Could you duplicate the rows below, the stretch from the start of the rows through the line containing "row-number[interactable]: 20 bbox=[0, 621, 36, 648]", without any changes?

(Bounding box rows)

====================

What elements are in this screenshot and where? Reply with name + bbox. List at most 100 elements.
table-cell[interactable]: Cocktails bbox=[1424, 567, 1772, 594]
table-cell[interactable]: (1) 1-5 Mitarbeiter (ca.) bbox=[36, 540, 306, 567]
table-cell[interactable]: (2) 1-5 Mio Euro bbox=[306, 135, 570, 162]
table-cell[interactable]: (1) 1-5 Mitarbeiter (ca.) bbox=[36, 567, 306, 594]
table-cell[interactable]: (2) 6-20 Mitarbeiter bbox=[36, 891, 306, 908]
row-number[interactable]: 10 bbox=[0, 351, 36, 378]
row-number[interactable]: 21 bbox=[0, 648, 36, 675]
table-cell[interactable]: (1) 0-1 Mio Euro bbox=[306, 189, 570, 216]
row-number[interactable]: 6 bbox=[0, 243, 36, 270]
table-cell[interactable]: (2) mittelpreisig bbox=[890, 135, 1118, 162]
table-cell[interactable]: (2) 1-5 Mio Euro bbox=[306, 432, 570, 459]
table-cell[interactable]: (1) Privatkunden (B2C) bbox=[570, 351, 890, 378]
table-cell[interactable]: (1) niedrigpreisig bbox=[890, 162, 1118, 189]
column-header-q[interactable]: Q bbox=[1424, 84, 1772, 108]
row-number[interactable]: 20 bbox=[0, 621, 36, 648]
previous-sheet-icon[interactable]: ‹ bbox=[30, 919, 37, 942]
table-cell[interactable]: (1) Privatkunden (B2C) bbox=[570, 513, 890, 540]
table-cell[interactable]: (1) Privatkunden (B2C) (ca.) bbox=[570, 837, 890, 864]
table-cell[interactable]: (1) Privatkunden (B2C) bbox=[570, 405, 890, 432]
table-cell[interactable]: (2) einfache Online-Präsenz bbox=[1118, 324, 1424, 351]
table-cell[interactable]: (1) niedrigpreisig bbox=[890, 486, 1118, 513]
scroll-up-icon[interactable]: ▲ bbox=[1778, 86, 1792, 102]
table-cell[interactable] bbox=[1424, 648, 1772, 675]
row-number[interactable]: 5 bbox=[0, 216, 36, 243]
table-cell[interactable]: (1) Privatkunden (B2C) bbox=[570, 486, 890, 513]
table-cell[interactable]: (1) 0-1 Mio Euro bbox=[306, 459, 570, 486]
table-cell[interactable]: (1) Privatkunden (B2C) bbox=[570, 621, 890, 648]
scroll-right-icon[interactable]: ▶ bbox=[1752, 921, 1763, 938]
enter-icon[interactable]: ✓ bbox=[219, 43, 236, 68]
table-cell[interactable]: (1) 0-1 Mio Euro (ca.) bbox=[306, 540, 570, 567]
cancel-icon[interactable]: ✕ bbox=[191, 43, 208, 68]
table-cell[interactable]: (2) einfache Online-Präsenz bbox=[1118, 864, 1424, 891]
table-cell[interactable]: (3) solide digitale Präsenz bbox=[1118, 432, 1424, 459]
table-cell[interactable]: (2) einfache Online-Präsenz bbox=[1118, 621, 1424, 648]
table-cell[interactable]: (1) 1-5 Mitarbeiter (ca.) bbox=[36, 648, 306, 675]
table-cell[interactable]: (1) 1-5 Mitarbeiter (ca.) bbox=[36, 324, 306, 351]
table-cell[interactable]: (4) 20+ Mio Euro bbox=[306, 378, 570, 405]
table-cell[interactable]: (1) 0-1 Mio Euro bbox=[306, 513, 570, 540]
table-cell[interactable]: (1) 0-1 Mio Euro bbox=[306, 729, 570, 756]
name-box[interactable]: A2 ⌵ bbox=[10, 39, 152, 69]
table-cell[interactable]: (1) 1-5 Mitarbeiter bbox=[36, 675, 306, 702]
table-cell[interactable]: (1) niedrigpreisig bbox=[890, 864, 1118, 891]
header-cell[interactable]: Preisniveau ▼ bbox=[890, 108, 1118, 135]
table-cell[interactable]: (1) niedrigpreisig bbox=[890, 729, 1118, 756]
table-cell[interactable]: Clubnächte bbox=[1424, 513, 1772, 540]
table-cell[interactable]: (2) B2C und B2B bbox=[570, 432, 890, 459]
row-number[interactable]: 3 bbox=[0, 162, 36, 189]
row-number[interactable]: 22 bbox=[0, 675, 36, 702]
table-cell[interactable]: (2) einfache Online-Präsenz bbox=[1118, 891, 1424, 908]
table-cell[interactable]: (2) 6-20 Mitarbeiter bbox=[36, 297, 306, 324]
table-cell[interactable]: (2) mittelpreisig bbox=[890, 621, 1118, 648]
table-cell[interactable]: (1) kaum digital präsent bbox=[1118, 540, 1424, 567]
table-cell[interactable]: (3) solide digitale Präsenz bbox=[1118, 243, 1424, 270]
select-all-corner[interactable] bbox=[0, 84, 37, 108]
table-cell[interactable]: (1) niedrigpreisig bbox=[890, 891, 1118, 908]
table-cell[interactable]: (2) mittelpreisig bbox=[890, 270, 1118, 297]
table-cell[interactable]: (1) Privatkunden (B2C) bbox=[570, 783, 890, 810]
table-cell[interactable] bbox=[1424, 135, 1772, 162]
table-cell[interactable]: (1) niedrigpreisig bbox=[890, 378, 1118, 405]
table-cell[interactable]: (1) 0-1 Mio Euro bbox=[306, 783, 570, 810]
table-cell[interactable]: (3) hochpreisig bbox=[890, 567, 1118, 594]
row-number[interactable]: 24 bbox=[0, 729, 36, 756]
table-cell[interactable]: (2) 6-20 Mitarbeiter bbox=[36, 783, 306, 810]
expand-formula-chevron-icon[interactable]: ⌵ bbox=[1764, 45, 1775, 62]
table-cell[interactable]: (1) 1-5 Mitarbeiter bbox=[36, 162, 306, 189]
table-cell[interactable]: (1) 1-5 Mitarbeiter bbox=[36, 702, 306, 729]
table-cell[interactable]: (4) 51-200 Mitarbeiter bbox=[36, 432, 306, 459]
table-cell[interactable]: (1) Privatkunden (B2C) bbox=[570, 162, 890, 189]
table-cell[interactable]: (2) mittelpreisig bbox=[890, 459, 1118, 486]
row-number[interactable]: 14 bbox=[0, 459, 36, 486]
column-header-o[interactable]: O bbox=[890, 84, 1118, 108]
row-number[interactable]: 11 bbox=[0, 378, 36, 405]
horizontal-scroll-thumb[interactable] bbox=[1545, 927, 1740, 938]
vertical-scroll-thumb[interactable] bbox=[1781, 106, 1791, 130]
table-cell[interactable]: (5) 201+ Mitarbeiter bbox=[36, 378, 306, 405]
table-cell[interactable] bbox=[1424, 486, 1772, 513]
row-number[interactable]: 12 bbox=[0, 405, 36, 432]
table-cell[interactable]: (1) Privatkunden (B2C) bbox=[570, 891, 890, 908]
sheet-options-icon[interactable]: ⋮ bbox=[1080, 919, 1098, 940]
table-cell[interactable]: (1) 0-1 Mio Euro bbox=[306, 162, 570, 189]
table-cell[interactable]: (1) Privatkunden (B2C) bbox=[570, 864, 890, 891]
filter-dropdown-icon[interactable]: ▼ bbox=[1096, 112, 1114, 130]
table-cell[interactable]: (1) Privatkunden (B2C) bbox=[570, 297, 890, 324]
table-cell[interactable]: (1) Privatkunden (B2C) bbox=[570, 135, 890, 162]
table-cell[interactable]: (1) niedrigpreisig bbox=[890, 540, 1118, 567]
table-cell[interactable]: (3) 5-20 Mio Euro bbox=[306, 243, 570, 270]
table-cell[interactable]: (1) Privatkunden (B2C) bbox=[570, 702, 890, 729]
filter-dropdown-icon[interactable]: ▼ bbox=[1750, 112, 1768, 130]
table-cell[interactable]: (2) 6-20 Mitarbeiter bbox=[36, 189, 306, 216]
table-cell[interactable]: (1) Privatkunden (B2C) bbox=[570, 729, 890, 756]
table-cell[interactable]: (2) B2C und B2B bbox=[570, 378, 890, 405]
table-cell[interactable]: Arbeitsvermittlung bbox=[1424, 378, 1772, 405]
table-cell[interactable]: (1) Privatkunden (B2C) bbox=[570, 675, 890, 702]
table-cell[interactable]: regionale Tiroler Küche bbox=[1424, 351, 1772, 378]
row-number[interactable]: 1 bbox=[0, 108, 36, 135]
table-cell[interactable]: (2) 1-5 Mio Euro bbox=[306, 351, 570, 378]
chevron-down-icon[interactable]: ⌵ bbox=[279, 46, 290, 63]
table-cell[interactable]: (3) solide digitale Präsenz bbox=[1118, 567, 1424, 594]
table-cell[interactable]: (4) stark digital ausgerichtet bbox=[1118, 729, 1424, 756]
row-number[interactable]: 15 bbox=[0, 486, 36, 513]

====================

__WORKED ANSWER__
What elements are in this screenshot and where? Reply with name + bbox. List at most 100 elements.
table-cell[interactable]: Cocktails bbox=[1424, 567, 1772, 594]
table-cell[interactable]: (1) 1-5 Mitarbeiter (ca.) bbox=[36, 540, 306, 567]
table-cell[interactable]: (2) 1-5 Mio Euro bbox=[306, 135, 570, 162]
table-cell[interactable]: (1) 1-5 Mitarbeiter (ca.) bbox=[36, 567, 306, 594]
table-cell[interactable]: (2) 6-20 Mitarbeiter bbox=[36, 891, 306, 908]
row-number[interactable]: 10 bbox=[0, 351, 36, 378]
row-number[interactable]: 21 bbox=[0, 648, 36, 675]
table-cell[interactable]: (1) 0-1 Mio Euro bbox=[306, 189, 570, 216]
row-number[interactable]: 6 bbox=[0, 243, 36, 270]
table-cell[interactable]: (2) mittelpreisig bbox=[890, 135, 1118, 162]
table-cell[interactable]: (2) 1-5 Mio Euro bbox=[306, 432, 570, 459]
table-cell[interactable]: (1) Privatkunden (B2C) bbox=[570, 351, 890, 378]
table-cell[interactable]: (1) niedrigpreisig bbox=[890, 162, 1118, 189]
column-header-q[interactable]: Q bbox=[1424, 84, 1772, 108]
row-number[interactable]: 20 bbox=[0, 621, 36, 648]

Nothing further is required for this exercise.